• **TASK TO CARRY OUT**
Return the lines beginning at the one that contains "Type out the text in this image." and running to the end of the records, exactly and with nothing else. Omit pictures.

════

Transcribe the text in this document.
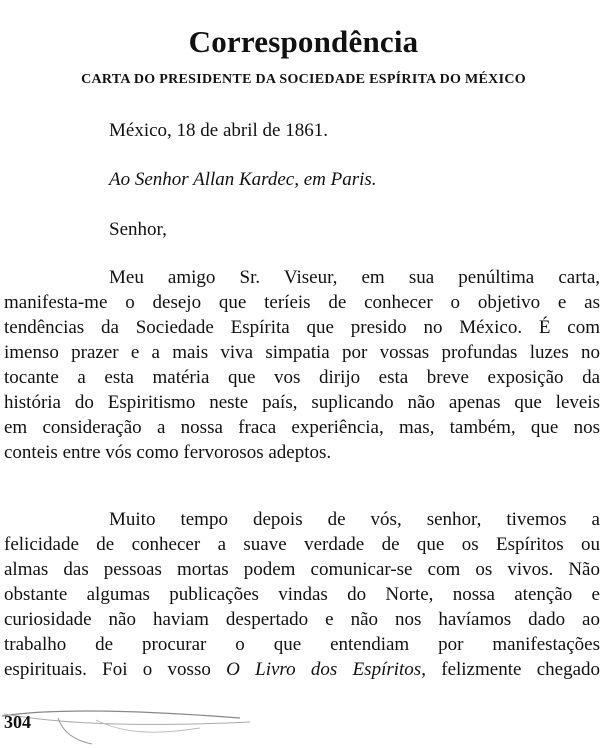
Correspondência
CARTA DO PRESIDENTE DA SOCIEDADE ESPÍRITA DO MÉXICO
México, 18 de abril de 1861.
Ao Senhor Allan Kardec, em Paris.
Senhor,
Meu amigo Sr. Viseur, em sua penúltima carta,
manifesta-me o desejo que teríeis de conhecer o objetivo e as
tendências da Sociedade Espírita que presido no México. É com
imenso prazer e a mais viva simpatia por vossas profundas luzes no
tocante a esta matéria que vos dirijo esta breve exposição da
história do Espiritismo neste país, suplicando não apenas que leveis
em consideração a nossa fraca experiência, mas, também, que nos
conteis entre vós como fervorosos adeptos.
Muito tempo depois de vós, senhor, tivemos a
felicidade de conhecer a suave verdade de que os Espíritos ou
almas das pessoas mortas podem comunicar-se com os vivos. Não
obstante algumas publicações vindas do Norte, nossa atenção e
curiosidade não haviam despertado e não nos havíamos dado ao
trabalho de procurar o que entendiam por manifestações
espirituais. Foi o vosso O Livro dos Espíritos, felizmente chegado
304
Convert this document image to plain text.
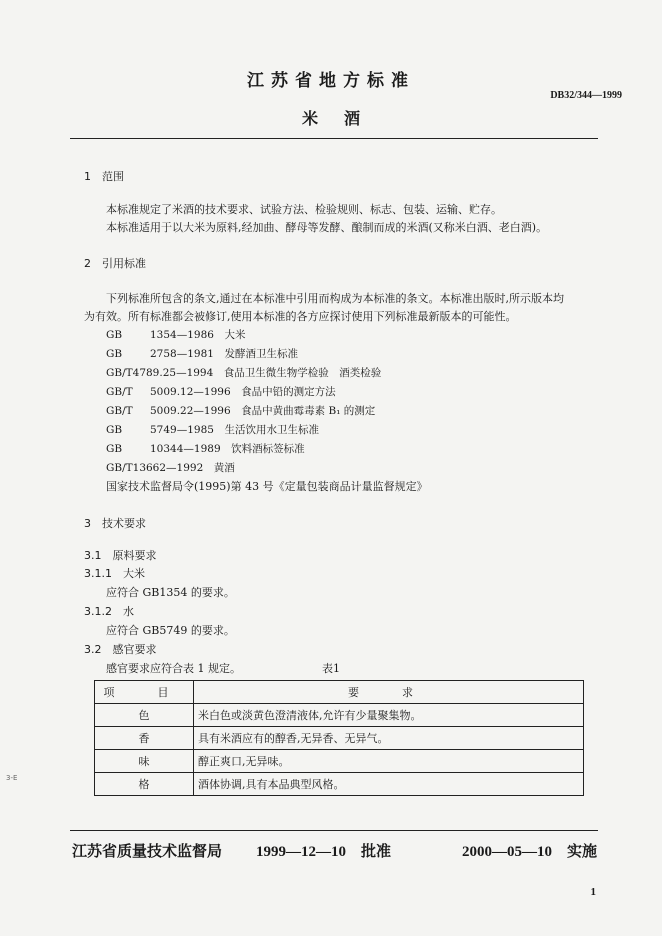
江苏省地方标准
DB32/344—1999
米酒
1　范围
本标准规定了米酒的技术要求、试验方法、检验规则、标志、包装、运输、贮存。
本标准适用于以大米为原料,经加曲、酵母等发酵、酿制而成的米酒(又称米白酒、老白酒)。
2　引用标准
下列标准所包含的条文,通过在本标准中引用而构成为本标准的条文。本标准出版时,所示版本均
为有效。所有标准都会被修订,使用本标准的各方应探讨使用下列标准最新版本的可能性。
GB	1354—1986　 大米
GB	2758—1981　 发酵酒卫生标准
GB/T4789.25—1994　 食品卫生微生物学检验　酒类检验
GB/T 5009.12—1996　 食品中铅的测定方法
GB/T 5009.22—1996　 食品中黄曲霉毒素 B₁ 的测定
GB	5749—1985　 生活饮用水卫生标准
GB	10344—1989　 饮料酒标签标准
GB/T13662—1992　 黄酒
国家技术监督局令(1995)第 43 号《定量包装商品计量监督规定》
3　技术要求
3.1　原料要求
3.1.1　大米
应符合 GB1354 的要求。
3.1.2　水
应符合 GB5749 的要求。
3.2　感官要求
感官要求应符合表 1 规定。	表1
项　目	要　求
色	米白色或淡黄色澄清液体,允许有少量聚集物。
香	具有米酒应有的醇香,无异香、无异气。
味	醇正爽口,无异味。
格	酒体协调,具有本品典型风格。
3-E
江苏省质量技术监督局 1999—12—10　 批准	2000—05—10　 实施
1
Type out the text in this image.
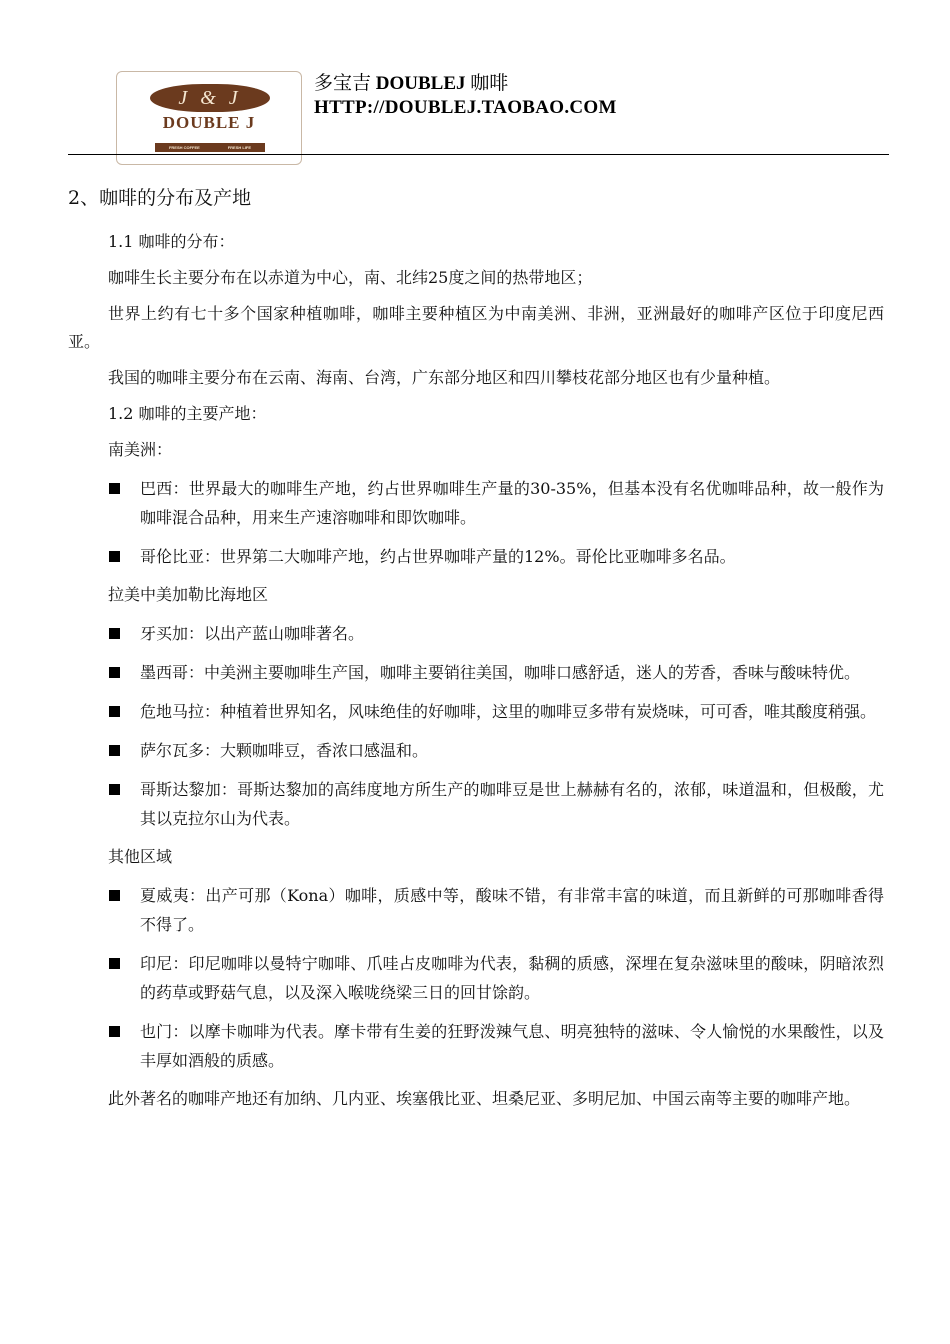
J & J
DOUBLE J
FRESH COFFEE	FRESH LIFE
多宝吉 DOUBLEJ 咖啡
HTTP://DOUBLEJ.TAOBAO.COM
2、咖啡的分布及产地
1.1 咖啡的分布：
咖啡生长主要分布在以赤道为中心，南、北纬25度之间的热带地区；
世界上约有七十多个国家种植咖啡，咖啡主要种植区为中南美洲、非洲，亚洲最好的咖啡产区位于印度尼西亚。
我国的咖啡主要分布在云南、海南、台湾，广东部分地区和四川攀枝花部分地区也有少量种植。
1.2 咖啡的主要产地：
南美洲：
巴西：世界最大的咖啡生产地，约占世界咖啡生产量的30-35%，但基本没有名优咖啡品种，故一般作为咖啡混合品种，用来生产速溶咖啡和即饮咖啡。
哥伦比亚：世界第二大咖啡产地，约占世界咖啡产量的12%。哥伦比亚咖啡多名品。
拉美中美加勒比海地区
牙买加：以出产蓝山咖啡著名。
墨西哥：中美洲主要咖啡生产国，咖啡主要销往美国，咖啡口感舒适，迷人的芳香，香味与酸味特优。
危地马拉：种植着世界知名，风味绝佳的好咖啡，这里的咖啡豆多带有炭烧味，可可香，唯其酸度稍强。
萨尔瓦多：大颗咖啡豆，香浓口感温和。
哥斯达黎加：哥斯达黎加的高纬度地方所生产的咖啡豆是世上赫赫有名的，浓郁，味道温和，但极酸，尤其以克拉尔山为代表。
其他区域
夏威夷：出产可那（Kona）咖啡，质感中等，酸味不错，有非常丰富的味道，而且新鲜的可那咖啡香得不得了。
印尼：印尼咖啡以曼特宁咖啡、爪哇占皮咖啡为代表，黏稠的质感，深埋在复杂滋味里的酸味，阴暗浓烈的药草或野菇气息，以及深入喉咙绕梁三日的回甘馀韵。
也门：以摩卡咖啡为代表。摩卡带有生姜的狂野泼辣气息、明亮独特的滋味、令人愉悦的水果酸性，以及丰厚如酒般的质感。
此外著名的咖啡产地还有加纳、几内亚、埃塞俄比亚、坦桑尼亚、多明尼加、中国云南等主要的咖啡产地。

════

• **EXERCISE OUTPUT**
Type out the text in this image.
J & J
DOUBLE J
FRESH COFFEE	FRESH LIFE
多宝吉 DOUBLEJ 咖啡
HTTP://DOUBLEJ.TAOBAO.COM
2、咖啡的分布及产地
1.1 咖啡的分布：
咖啡生长主要分布在以赤道为中心，南、北纬25度之间的热带地区；
世界上约有七十多个国家种植咖啡，咖啡主要种植区为中南美洲、非洲，亚洲最好的咖啡产区位于印度尼西亚。
我国的咖啡主要分布在云南、海南、台湾，广东部分地区和四川攀枝花部分地区也有少量种植。
1.2 咖啡的主要产地：
南美洲：
巴西：世界最大的咖啡生产地，约占世界咖啡生产量的30-35%，但基本没有名优咖啡品种，故一般作为咖啡混合品种，用来生产速溶咖啡和即饮咖啡。
哥伦比亚：世界第二大咖啡产地，约占世界咖啡产量的12%。哥伦比亚咖啡多名品。
拉美中美加勒比海地区
牙买加：以出产蓝山咖啡著名。
墨西哥：中美洲主要咖啡生产国，咖啡主要销往美国，咖啡口感舒适，迷人的芳香，香味与酸味特优。
危地马拉：种植着世界知名，风味绝佳的好咖啡，这里的咖啡豆多带有炭烧味，可可香，唯其酸度稍强。
萨尔瓦多：大颗咖啡豆，香浓口感温和。
哥斯达黎加：哥斯达黎加的高纬度地方所生产的咖啡豆是世上赫赫有名的，浓郁，味道温和，但极酸，尤其以克拉尔山为代表。
其他区域
夏威夷：出产可那（Kona）咖啡，质感中等，酸味不错，有非常丰富的味道，而且新鲜的可那咖啡香得不得了。
印尼：印尼咖啡以曼特宁咖啡、爪哇占皮咖啡为代表，黏稠的质感，深埋在复杂滋味里的酸味，阴暗浓烈的药草或野菇气息，以及深入喉咙绕梁三日的回甘馀韵。
也门：以摩卡咖啡为代表。摩卡带有生姜的狂野泼辣气息、明亮独特的滋味、令人愉悦的水果酸性，以及丰厚如酒般的质感。
此外著名的咖啡产地还有加纳、几内亚、埃塞俄比亚、坦桑尼亚、多明尼加、中国云南等主要的咖啡产地。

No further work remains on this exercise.